** Start of MATERIAL TO PROCESS **

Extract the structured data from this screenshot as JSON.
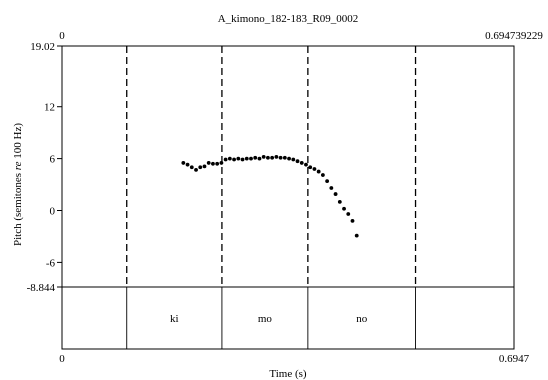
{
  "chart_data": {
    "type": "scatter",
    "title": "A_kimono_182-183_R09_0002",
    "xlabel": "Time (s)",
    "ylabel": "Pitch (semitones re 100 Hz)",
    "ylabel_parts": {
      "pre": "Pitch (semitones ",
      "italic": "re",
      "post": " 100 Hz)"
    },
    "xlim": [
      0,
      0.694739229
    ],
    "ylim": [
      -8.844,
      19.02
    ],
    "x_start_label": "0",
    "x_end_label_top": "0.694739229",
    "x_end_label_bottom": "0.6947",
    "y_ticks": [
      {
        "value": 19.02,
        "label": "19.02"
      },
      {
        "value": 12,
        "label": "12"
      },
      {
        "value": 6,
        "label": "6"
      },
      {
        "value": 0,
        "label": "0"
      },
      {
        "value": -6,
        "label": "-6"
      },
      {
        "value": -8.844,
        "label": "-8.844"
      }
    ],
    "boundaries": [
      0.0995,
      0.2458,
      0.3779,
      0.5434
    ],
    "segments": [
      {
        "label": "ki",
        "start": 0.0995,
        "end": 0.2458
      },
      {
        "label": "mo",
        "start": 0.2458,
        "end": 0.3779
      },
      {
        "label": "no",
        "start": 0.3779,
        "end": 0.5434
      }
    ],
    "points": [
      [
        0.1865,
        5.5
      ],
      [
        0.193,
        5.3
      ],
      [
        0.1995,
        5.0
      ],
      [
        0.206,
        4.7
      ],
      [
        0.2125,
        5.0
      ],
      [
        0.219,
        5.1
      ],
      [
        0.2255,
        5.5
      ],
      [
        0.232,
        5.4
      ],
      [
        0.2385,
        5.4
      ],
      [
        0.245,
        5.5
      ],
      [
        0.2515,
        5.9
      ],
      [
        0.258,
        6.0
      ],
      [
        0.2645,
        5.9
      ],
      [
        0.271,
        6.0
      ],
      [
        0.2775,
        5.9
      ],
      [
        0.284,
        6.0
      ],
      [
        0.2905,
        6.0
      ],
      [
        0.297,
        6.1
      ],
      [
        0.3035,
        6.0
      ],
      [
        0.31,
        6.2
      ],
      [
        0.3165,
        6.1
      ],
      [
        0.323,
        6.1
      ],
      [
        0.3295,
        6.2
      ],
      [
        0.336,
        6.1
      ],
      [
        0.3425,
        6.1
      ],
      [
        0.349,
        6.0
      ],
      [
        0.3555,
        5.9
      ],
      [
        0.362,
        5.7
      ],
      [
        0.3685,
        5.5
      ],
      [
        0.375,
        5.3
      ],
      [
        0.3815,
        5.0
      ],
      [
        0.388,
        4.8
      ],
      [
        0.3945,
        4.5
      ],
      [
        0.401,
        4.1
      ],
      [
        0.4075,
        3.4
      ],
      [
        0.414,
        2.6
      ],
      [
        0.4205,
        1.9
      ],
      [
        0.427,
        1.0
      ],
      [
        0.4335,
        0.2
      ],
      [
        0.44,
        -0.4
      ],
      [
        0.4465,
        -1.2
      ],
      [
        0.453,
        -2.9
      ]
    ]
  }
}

** End of MATERIAL TO PROCESS **

_INSTRUCTIONS FOR THE TASK_: Generate a word-for-word copy of the preceding records, excluding all pictures.

_ANSWER TO THE PROBLEM_:
Extract the structured data from this screenshot as JSON.
{
  "chart_data": {
    "type": "scatter",
    "title": "A_kimono_182-183_R09_0002",
    "xlabel": "Time (s)",
    "ylabel": "Pitch (semitones re 100 Hz)",
    "ylabel_parts": {
      "pre": "Pitch (semitones ",
      "italic": "re",
      "post": " 100 Hz)"
    },
    "xlim": [
      0,
      0.694739229
    ],
    "ylim": [
      -8.844,
      19.02
    ],
    "x_start_label": "0",
    "x_end_label_top": "0.694739229",
    "x_end_label_bottom": "0.6947",
    "y_ticks": [
      {
        "value": 19.02,
        "label": "19.02"
      },
      {
        "value": 12,
        "label": "12"
      },
      {
        "value": 6,
        "label": "6"
      },
      {
        "value": 0,
        "label": "0"
      },
      {
        "value": -6,
        "label": "-6"
      },
      {
        "value": -8.844,
        "label": "-8.844"
      }
    ],
    "boundaries": [
      0.0995,
      0.2458,
      0.3779,
      0.5434
    ],
    "segments": [
      {
        "label": "ki",
        "start": 0.0995,
        "end": 0.2458
      },
      {
        "label": "mo",
        "start": 0.2458,
        "end": 0.3779
      },
      {
        "label": "no",
        "start": 0.3779,
        "end": 0.5434
      }
    ],
    "points": [
      [
        0.1865,
        5.5
      ],
      [
        0.193,
        5.3
      ],
      [
        0.1995,
        5.0
      ],
      [
        0.206,
        4.7
      ],
      [
        0.2125,
        5.0
      ],
      [
        0.219,
        5.1
      ],
      [
        0.2255,
        5.5
      ],
      [
        0.232,
        5.4
      ],
      [
        0.2385,
        5.4
      ],
      [
        0.245,
        5.5
      ],
      [
        0.2515,
        5.9
      ],
      [
        0.258,
        6.0
      ],
      [
        0.2645,
        5.9
      ],
      [
        0.271,
        6.0
      ],
      [
        0.2775,
        5.9
      ],
      [
        0.284,
        6.0
      ],
      [
        0.2905,
        6.0
      ],
      [
        0.297,
        6.1
      ],
      [
        0.3035,
        6.0
      ],
      [
        0.31,
        6.2
      ],
      [
        0.3165,
        6.1
      ],
      [
        0.323,
        6.1
      ],
      [
        0.3295,
        6.2
      ],
      [
        0.336,
        6.1
      ],
      [
        0.3425,
        6.1
      ],
      [
        0.349,
        6.0
      ],
      [
        0.3555,
        5.9
      ],
      [
        0.362,
        5.7
      ],
      [
        0.3685,
        5.5
      ],
      [
        0.375,
        5.3
      ],
      [
        0.3815,
        5.0
      ],
      [
        0.388,
        4.8
      ],
      [
        0.3945,
        4.5
      ],
      [
        0.401,
        4.1
      ],
      [
        0.4075,
        3.4
      ],
      [
        0.414,
        2.6
      ],
      [
        0.4205,
        1.9
      ],
      [
        0.427,
        1.0
      ],
      [
        0.4335,
        0.2
      ],
      [
        0.44,
        -0.4
      ],
      [
        0.4465,
        -1.2
      ],
      [
        0.453,
        -2.9
      ]
    ]
  }
}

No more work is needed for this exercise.